* [Supplied records]
* Begin *
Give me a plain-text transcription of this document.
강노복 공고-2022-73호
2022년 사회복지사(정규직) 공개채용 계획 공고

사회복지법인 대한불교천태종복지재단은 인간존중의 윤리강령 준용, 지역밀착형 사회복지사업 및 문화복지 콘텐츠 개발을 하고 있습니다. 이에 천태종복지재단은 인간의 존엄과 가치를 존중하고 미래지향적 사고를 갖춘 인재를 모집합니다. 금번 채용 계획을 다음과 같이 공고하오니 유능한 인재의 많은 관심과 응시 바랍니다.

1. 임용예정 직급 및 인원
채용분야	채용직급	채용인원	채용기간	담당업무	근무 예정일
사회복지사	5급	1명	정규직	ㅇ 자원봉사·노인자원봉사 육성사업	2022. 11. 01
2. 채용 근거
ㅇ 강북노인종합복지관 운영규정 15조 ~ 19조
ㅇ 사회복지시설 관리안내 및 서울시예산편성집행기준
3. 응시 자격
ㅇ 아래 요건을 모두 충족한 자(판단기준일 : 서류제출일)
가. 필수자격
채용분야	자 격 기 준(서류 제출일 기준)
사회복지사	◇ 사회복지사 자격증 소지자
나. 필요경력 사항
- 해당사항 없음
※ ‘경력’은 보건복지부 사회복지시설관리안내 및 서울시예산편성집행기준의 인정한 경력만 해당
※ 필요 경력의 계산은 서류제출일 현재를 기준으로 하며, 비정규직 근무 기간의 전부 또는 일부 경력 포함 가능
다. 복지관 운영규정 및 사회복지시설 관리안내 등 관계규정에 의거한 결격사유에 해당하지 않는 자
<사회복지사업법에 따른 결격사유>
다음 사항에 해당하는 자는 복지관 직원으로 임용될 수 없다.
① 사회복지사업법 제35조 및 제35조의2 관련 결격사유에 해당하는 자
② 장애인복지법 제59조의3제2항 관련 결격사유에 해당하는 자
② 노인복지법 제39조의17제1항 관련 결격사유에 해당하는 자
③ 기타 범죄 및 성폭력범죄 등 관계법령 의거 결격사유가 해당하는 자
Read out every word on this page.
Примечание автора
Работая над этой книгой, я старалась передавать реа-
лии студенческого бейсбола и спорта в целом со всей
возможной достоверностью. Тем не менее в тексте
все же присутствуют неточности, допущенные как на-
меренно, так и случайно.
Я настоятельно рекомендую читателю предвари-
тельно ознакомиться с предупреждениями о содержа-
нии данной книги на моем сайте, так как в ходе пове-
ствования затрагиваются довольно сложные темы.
* End *
* [Required work] Extract each line of the listing above, copying it word for word.

* [Answer]
Give me a plain-text transcription of this document.
강노복 공고-2022-73호
2022년 사회복지사(정규직) 공개채용 계획 공고

사회복지법인 대한불교천태종복지재단은 인간존중의 윤리강령 준용, 지역밀착형 사회복지사업 및 문화복지 콘텐츠 개발을 하고 있습니다. 이에 천태종복지재단은 인간의 존엄과 가치를 존중하고 미래지향적 사고를 갖춘 인재를 모집합니다. 금번 채용 계획을 다음과 같이 공고하오니 유능한 인재의 많은 관심과 응시 바랍니다.

1. 임용예정 직급 및 인원
채용분야	채용직급	채용인원	채용기간	담당업무	근무 예정일
사회복지사	5급	1명	정규직	ㅇ 자원봉사·노인자원봉사 육성사업	2022. 11. 01
2. 채용 근거
ㅇ 강북노인종합복지관 운영규정 15조 ~ 19조
ㅇ 사회복지시설 관리안내 및 서울시예산편성집행기준
3. 응시 자격
ㅇ 아래 요건을 모두 충족한 자(판단기준일 : 서류제출일)
가. 필수자격
채용분야	자 격 기 준(서류 제출일 기준)
사회복지사	◇ 사회복지사 자격증 소지자
나. 필요경력 사항
- 해당사항 없음
※ ‘경력’은 보건복지부 사회복지시설관리안내 및 서울시예산편성집행기준의 인정한 경력만 해당
※ 필요 경력의 계산은 서류제출일 현재를 기준으로 하며, 비정규직 근무 기간의 전부 또는 일부 경력 포함 가능
다. 복지관 운영규정 및 사회복지시설 관리안내 등 관계규정에 의거한 결격사유에 해당하지 않는 자
<사회복지사업법에 따른 결격사유>
다음 사항에 해당하는 자는 복지관 직원으로 임용될 수 없다.
① 사회복지사업법 제35조 및 제35조의2 관련 결격사유에 해당하는 자
② 장애인복지법 제59조의3제2항 관련 결격사유에 해당하는 자
② 노인복지법 제39조의17제1항 관련 결격사유에 해당하는 자
③ 기타 범죄 및 성폭력범죄 등 관계법령 의거 결격사유가 해당하는 자
Read out every word on this page.
Примечание автора
Работая над этой книгой, я старалась передавать реа-
лии студенческого бейсбола и спорта в целом со всей
возможной достоверностью. Тем не менее в тексте
все же присутствуют неточности, допущенные как на-
меренно, так и случайно.
Я настоятельно рекомендую читателю предвари-
тельно ознакомиться с предупреждениями о содержа-
нии данной книги на моем сайте, так как в ходе пове-
ствования затрагиваются довольно сложные темы.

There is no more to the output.